===== Material to process

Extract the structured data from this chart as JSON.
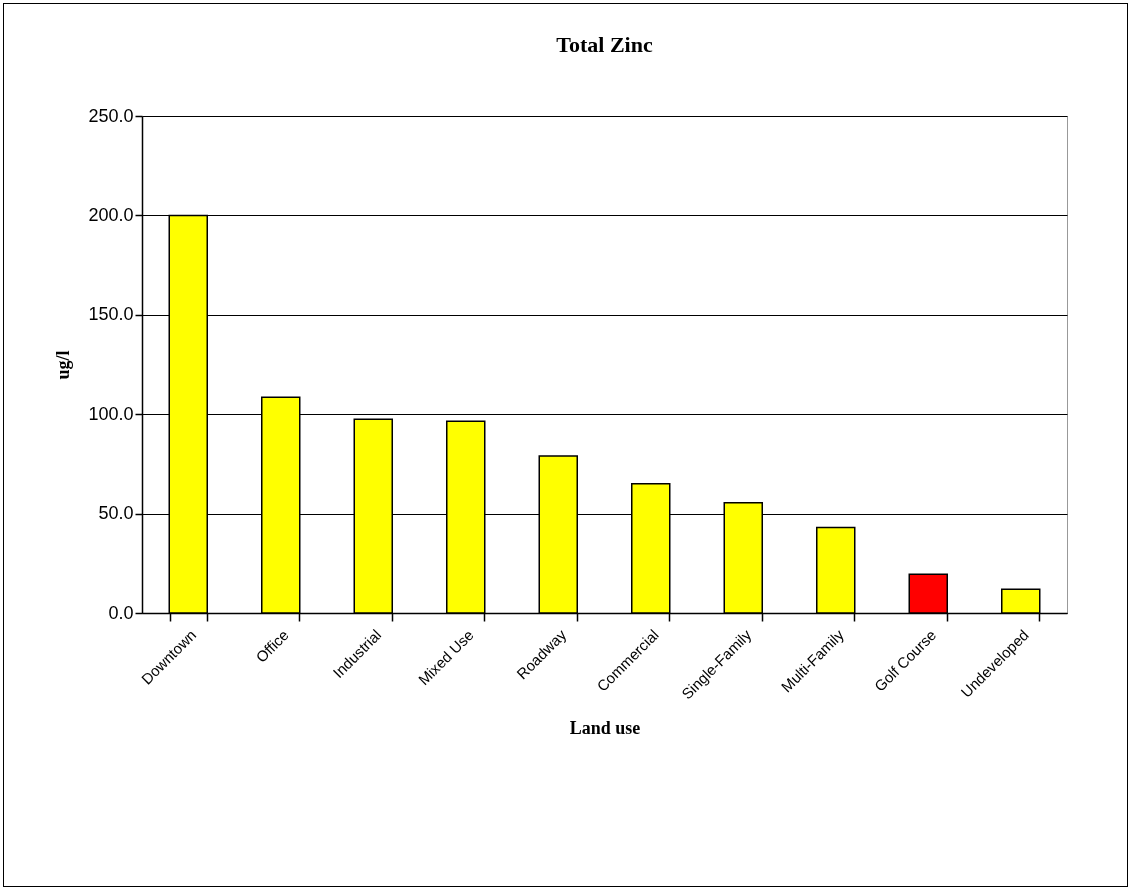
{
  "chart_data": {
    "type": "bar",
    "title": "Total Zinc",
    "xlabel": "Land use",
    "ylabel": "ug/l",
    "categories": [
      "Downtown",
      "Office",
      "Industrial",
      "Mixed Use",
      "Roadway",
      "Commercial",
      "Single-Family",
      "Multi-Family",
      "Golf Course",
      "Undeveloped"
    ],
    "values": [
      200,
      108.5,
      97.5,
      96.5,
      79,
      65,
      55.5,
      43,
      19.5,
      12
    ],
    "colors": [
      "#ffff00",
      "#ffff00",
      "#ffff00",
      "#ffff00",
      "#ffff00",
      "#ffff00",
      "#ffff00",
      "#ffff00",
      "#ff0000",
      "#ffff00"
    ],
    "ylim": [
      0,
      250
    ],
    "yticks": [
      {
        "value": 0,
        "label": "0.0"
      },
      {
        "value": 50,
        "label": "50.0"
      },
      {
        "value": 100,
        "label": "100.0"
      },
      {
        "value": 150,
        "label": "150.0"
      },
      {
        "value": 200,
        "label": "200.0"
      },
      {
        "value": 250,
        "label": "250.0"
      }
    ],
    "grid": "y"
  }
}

==========
===== Material to process

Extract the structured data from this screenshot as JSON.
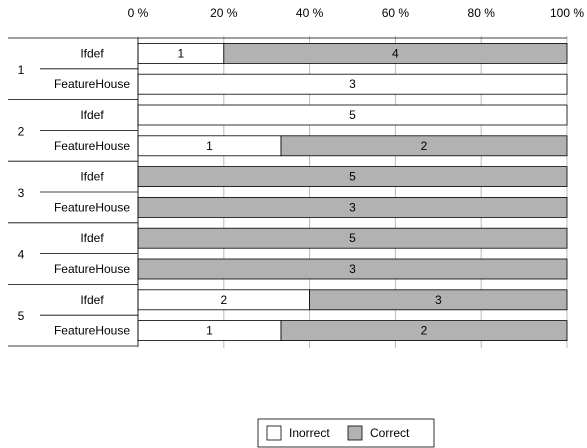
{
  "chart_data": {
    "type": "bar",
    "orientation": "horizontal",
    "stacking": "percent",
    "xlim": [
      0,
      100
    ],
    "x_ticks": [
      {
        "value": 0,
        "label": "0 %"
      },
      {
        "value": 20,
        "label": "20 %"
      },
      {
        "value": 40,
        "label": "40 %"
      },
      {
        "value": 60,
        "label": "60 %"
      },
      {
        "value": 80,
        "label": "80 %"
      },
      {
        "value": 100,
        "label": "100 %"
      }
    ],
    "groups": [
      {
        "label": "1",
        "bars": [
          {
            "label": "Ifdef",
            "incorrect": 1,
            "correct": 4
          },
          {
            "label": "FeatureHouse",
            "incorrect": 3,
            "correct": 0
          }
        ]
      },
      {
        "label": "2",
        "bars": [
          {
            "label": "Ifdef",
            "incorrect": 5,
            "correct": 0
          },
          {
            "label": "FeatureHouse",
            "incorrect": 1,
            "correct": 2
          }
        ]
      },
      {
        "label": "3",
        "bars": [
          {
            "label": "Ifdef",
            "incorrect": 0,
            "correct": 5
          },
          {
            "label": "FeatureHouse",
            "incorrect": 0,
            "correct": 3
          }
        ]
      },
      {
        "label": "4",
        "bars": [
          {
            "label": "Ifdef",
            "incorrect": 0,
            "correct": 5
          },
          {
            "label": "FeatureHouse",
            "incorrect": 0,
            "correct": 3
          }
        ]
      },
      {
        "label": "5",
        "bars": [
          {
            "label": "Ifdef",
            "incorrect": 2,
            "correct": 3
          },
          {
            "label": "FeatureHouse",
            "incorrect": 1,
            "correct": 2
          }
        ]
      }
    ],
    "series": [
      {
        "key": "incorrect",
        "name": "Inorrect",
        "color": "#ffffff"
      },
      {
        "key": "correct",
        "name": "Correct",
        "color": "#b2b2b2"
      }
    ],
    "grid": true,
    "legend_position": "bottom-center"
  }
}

==========
===== Material to process

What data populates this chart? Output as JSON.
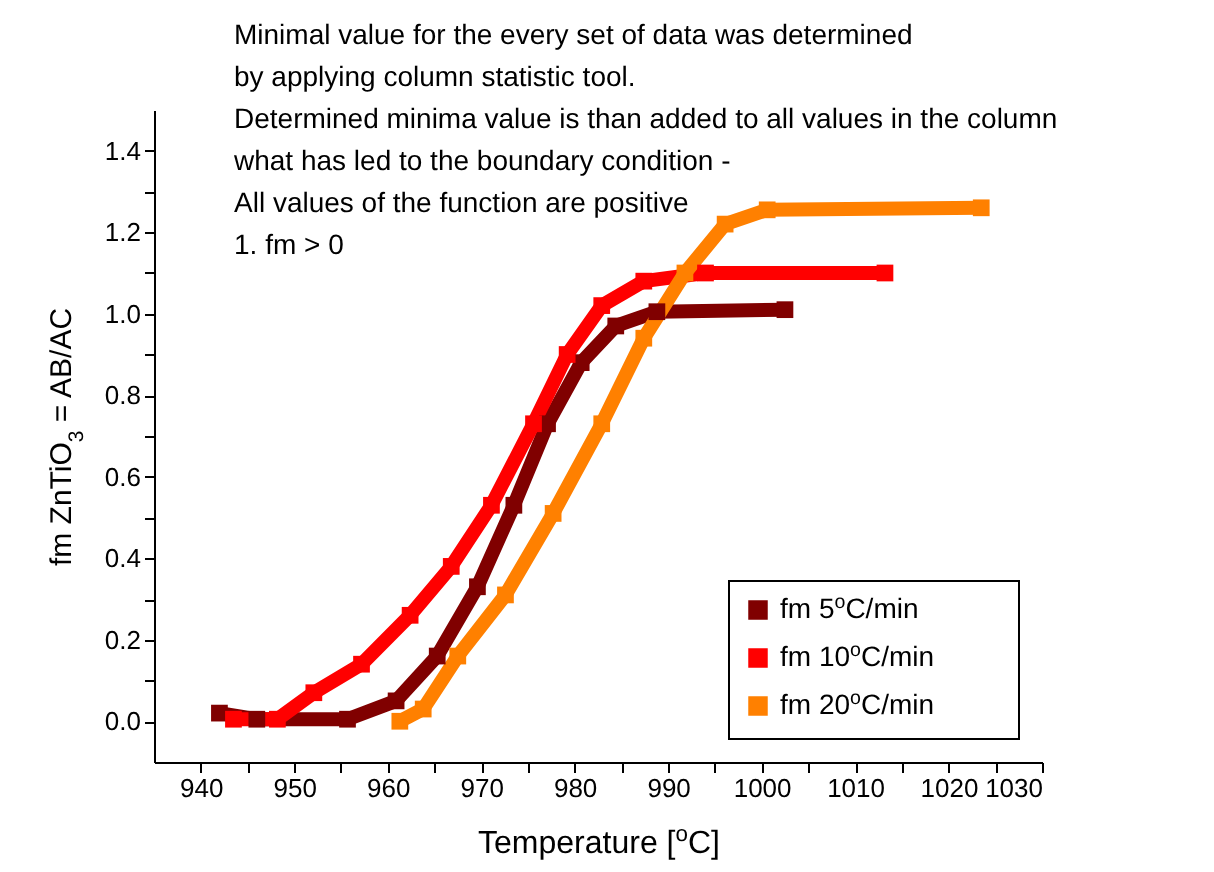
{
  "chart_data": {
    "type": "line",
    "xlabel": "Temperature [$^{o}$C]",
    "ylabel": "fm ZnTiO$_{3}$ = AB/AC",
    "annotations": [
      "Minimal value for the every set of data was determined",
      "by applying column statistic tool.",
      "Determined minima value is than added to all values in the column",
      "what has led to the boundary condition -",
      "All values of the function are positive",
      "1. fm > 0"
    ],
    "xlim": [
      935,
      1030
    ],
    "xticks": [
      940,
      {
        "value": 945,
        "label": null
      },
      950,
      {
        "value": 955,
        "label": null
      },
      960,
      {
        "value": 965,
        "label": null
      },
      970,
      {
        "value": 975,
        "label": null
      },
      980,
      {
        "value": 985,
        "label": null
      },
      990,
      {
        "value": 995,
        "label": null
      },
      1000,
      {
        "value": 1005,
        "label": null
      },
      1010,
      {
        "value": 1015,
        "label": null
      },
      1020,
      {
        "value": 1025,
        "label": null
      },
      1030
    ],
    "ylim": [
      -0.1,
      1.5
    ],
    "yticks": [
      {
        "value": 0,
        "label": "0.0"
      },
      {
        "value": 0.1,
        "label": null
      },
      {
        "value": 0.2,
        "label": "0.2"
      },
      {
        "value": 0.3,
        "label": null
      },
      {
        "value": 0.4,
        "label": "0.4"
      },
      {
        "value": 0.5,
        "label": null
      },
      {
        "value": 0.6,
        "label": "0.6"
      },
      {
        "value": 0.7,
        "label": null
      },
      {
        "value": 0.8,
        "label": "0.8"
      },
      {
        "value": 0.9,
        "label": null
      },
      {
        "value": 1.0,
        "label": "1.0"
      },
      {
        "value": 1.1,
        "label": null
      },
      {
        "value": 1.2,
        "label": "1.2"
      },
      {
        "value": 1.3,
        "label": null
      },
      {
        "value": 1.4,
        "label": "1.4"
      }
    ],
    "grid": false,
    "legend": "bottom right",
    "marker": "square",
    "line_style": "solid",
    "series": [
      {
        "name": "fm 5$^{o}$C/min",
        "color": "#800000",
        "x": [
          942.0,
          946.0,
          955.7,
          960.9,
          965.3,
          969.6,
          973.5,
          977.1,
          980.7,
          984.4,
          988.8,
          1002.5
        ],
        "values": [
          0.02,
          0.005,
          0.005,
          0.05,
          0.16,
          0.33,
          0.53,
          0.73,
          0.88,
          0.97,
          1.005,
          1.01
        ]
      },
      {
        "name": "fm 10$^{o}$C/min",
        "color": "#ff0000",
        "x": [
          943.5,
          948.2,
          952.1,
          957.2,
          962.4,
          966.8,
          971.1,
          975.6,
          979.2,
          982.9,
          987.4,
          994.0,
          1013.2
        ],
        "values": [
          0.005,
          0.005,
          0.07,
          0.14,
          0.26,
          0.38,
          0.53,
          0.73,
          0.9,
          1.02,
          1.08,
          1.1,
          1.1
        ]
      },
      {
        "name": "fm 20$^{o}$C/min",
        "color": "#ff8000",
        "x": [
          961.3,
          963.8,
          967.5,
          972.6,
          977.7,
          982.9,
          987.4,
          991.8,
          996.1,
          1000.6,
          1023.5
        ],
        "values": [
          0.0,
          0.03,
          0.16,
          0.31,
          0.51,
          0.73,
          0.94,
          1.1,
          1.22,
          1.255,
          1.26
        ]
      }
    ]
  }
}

==========

Aim of the exercise: Find the lines containing "xlabel" and pull them out.

Right answer:
    "xlabel": "Land use",
    "xlabel": "Temperature [$^{o}$C]",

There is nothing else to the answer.